───── Entries provided

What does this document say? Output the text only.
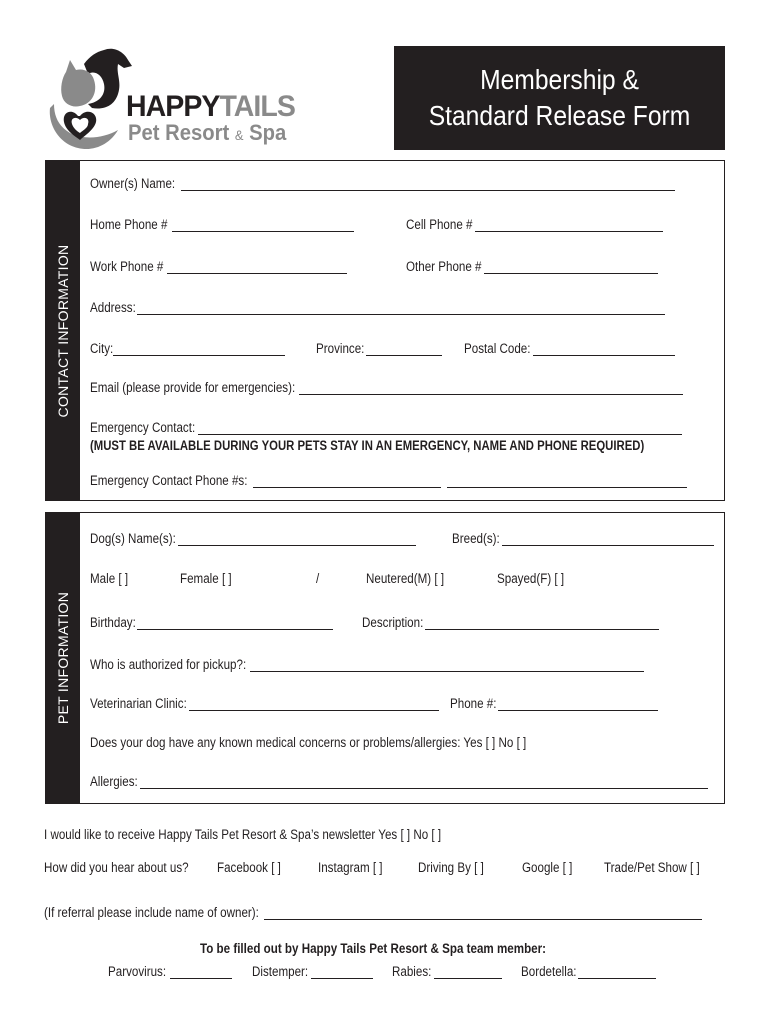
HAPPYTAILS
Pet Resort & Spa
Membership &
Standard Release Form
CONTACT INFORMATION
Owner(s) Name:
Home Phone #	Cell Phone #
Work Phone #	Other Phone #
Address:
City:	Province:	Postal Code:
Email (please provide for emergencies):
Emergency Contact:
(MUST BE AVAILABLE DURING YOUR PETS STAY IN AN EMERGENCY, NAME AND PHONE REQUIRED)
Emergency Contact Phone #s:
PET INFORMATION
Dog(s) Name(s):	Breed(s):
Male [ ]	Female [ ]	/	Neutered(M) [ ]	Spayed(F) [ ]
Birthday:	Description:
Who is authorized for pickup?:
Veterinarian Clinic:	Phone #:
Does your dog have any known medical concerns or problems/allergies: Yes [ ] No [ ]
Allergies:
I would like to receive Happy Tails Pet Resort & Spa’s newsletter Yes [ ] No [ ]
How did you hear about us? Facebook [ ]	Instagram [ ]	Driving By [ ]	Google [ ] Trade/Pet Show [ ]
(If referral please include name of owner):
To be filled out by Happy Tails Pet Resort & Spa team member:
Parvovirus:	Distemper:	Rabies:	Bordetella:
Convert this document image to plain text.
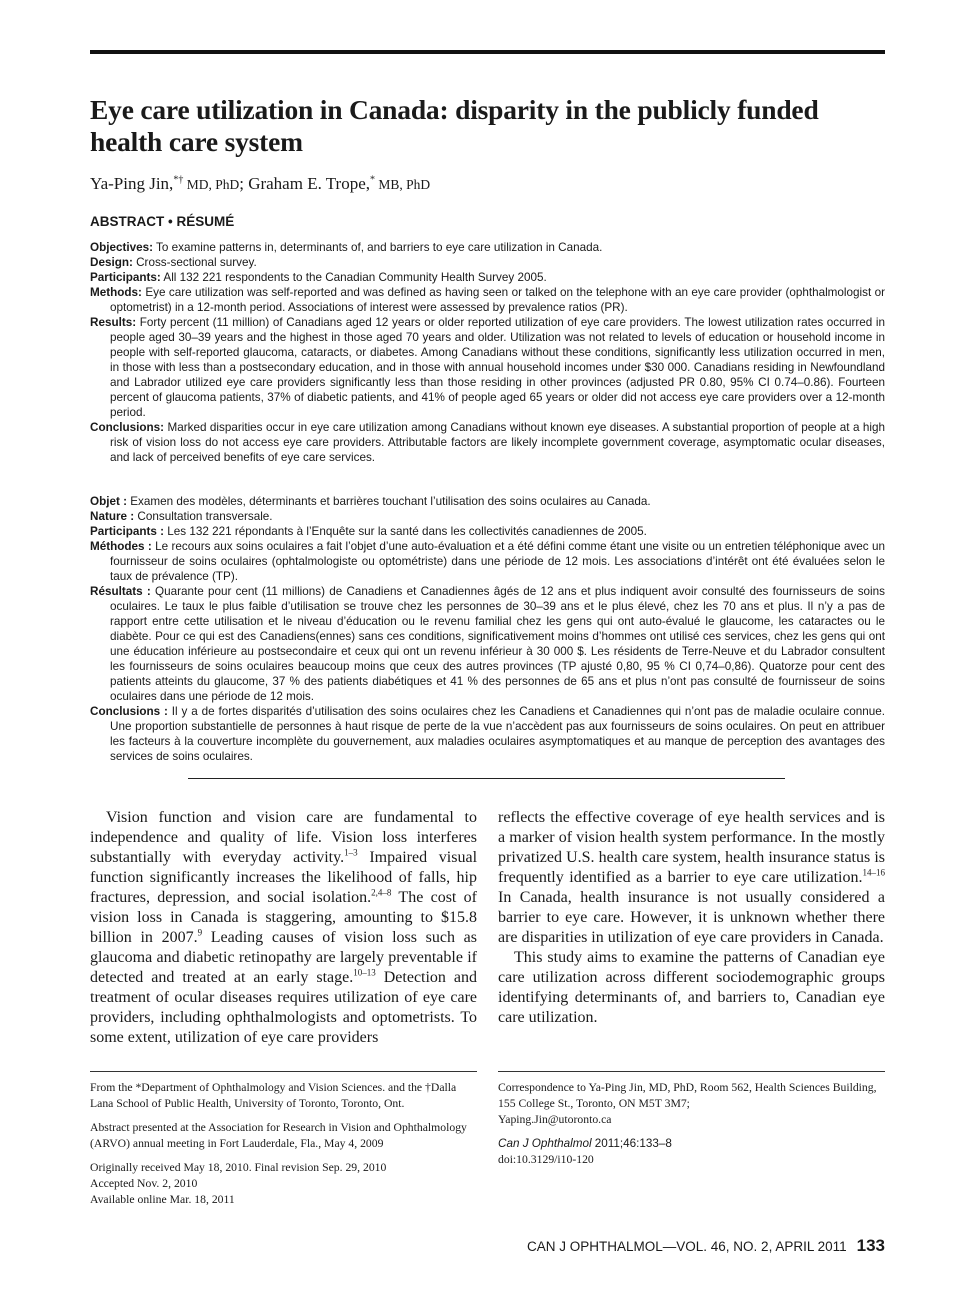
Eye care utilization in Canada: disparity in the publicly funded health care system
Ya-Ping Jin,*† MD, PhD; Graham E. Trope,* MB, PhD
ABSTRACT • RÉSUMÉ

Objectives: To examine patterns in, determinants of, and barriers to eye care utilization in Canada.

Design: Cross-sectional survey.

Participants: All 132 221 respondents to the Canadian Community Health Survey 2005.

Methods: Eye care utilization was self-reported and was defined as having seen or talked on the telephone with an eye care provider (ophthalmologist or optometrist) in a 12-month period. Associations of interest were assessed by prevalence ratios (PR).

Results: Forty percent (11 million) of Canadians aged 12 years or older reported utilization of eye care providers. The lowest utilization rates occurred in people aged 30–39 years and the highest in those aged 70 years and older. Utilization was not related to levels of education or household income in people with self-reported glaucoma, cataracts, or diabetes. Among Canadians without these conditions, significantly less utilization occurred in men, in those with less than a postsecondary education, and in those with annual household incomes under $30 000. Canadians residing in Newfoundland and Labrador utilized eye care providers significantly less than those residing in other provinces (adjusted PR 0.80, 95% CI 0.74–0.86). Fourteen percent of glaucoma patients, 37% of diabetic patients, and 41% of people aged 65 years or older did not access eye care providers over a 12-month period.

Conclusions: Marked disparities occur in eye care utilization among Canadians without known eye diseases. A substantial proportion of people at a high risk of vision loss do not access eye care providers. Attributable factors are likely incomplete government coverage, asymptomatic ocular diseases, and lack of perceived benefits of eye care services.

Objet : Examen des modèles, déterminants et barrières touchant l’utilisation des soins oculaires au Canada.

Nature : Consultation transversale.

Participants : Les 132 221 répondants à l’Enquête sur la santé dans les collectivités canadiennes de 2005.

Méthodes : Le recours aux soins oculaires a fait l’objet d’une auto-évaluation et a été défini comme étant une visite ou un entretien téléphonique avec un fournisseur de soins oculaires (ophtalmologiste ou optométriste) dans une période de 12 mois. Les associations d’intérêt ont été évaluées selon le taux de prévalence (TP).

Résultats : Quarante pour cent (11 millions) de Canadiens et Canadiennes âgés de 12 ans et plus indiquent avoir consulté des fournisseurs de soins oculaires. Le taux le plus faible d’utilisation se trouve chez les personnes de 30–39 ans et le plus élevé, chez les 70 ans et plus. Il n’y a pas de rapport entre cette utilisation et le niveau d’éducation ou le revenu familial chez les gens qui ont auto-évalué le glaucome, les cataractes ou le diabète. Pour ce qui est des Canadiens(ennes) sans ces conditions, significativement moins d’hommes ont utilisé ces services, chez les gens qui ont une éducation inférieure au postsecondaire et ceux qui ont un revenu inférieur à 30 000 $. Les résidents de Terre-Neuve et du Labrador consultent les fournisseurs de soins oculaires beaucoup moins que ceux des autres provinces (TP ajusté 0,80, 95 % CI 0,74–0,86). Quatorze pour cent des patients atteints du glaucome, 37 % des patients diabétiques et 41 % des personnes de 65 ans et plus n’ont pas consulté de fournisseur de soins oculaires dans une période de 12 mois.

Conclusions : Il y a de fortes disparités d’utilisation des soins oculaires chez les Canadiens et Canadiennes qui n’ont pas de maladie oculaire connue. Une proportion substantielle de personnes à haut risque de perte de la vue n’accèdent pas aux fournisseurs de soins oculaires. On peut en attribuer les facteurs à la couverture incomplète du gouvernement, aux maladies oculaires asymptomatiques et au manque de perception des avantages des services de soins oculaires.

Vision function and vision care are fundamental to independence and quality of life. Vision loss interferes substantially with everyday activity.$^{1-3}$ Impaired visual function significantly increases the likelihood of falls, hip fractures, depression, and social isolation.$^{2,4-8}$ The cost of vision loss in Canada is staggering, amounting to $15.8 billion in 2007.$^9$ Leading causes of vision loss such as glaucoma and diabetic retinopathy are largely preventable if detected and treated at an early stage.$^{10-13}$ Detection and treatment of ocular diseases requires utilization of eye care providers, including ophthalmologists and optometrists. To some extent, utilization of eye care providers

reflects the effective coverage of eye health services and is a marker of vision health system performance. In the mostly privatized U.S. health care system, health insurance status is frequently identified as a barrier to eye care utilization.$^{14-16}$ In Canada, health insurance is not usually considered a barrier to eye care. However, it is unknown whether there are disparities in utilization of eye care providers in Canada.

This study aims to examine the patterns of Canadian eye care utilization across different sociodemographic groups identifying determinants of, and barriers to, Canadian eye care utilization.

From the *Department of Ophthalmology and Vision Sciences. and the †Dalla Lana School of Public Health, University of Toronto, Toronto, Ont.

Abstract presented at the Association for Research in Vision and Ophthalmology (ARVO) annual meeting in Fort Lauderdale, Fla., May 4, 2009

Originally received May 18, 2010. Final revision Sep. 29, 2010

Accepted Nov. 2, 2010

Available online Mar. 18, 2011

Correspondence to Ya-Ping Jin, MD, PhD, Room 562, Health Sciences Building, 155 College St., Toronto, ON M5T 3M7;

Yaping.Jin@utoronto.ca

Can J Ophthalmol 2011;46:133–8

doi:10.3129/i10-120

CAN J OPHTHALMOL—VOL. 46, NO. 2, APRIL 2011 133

──────────
───── Entries provided

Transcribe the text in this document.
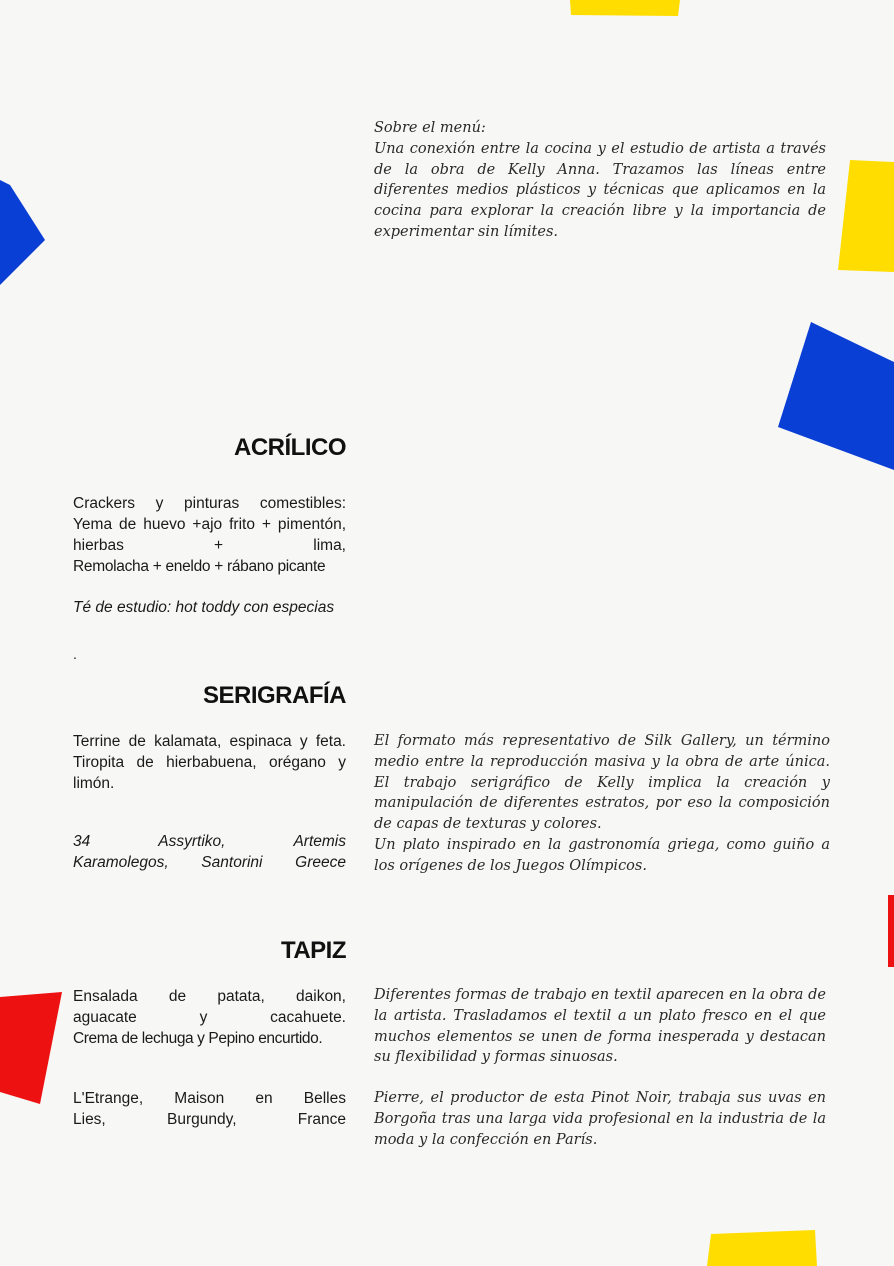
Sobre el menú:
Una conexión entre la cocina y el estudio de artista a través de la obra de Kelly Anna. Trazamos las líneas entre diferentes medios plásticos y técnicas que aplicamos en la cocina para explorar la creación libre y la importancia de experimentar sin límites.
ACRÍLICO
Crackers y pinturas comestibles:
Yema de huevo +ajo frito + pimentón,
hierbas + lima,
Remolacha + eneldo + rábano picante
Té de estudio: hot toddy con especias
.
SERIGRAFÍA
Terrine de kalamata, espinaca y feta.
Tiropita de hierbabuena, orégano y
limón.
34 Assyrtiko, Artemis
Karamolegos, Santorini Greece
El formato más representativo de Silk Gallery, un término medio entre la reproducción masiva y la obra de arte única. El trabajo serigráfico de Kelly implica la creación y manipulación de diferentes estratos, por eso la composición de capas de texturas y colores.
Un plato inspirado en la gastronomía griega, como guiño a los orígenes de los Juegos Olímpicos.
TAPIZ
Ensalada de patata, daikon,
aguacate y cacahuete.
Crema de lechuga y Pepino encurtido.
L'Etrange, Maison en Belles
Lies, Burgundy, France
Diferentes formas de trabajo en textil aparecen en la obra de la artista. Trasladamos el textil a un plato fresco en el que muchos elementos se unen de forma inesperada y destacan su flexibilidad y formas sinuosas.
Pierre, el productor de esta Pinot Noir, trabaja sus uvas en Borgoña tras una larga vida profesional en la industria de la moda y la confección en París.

──────────
───── Entries provided

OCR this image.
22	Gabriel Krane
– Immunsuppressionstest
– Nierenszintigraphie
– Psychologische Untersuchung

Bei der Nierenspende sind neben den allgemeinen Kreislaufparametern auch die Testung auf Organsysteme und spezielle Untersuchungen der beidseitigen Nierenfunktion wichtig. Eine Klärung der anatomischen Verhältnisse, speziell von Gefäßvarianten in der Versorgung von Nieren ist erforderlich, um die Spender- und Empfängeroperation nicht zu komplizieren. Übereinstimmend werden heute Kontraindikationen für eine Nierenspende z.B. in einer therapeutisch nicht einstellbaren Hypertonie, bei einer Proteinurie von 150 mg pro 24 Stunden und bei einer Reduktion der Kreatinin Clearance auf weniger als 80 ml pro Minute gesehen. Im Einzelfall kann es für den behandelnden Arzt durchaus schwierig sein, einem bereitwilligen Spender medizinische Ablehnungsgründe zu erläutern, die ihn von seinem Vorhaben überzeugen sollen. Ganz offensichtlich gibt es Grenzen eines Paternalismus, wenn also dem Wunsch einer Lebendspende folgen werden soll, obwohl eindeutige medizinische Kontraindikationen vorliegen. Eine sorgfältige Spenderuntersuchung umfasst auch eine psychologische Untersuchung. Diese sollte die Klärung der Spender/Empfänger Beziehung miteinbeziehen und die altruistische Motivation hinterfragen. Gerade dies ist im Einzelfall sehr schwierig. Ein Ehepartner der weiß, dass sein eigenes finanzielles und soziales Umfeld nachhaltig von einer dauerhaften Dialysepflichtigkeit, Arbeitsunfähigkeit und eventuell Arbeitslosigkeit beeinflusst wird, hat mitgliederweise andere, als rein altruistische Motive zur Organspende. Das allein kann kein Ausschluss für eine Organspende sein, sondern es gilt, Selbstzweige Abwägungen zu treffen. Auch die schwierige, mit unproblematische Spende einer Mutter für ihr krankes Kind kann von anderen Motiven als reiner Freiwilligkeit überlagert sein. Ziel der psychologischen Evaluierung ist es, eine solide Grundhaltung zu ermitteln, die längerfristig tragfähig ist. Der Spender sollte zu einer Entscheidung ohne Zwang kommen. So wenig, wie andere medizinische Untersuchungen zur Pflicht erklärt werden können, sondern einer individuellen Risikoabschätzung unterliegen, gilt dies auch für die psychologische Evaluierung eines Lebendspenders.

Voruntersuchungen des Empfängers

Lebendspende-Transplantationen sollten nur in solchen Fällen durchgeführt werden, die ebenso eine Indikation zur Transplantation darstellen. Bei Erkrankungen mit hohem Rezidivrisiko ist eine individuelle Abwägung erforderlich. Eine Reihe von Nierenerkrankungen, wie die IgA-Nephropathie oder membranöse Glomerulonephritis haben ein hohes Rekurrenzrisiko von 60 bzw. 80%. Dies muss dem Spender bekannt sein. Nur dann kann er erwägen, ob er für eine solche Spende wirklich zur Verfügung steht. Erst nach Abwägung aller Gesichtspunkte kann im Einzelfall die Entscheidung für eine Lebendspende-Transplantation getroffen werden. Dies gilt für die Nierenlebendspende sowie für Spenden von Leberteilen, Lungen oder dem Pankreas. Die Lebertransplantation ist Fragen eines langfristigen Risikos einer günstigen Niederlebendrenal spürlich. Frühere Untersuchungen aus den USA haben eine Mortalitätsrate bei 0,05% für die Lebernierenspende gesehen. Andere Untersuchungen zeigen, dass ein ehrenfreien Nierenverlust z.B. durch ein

──────────

Task objective - Your reply should hold all the lines from the listing above in which "estudio" appears.

Response to the task -
Una conexión entre la cocina y el estudio de artista a través de la obra de Kelly Anna. Trazamos las líneas entre diferentes medios plásticos y técnicas que aplicamos en la cocina para explorar la creación libre y la importancia de experimentar sin límites.
Té de estudio: hot toddy con especias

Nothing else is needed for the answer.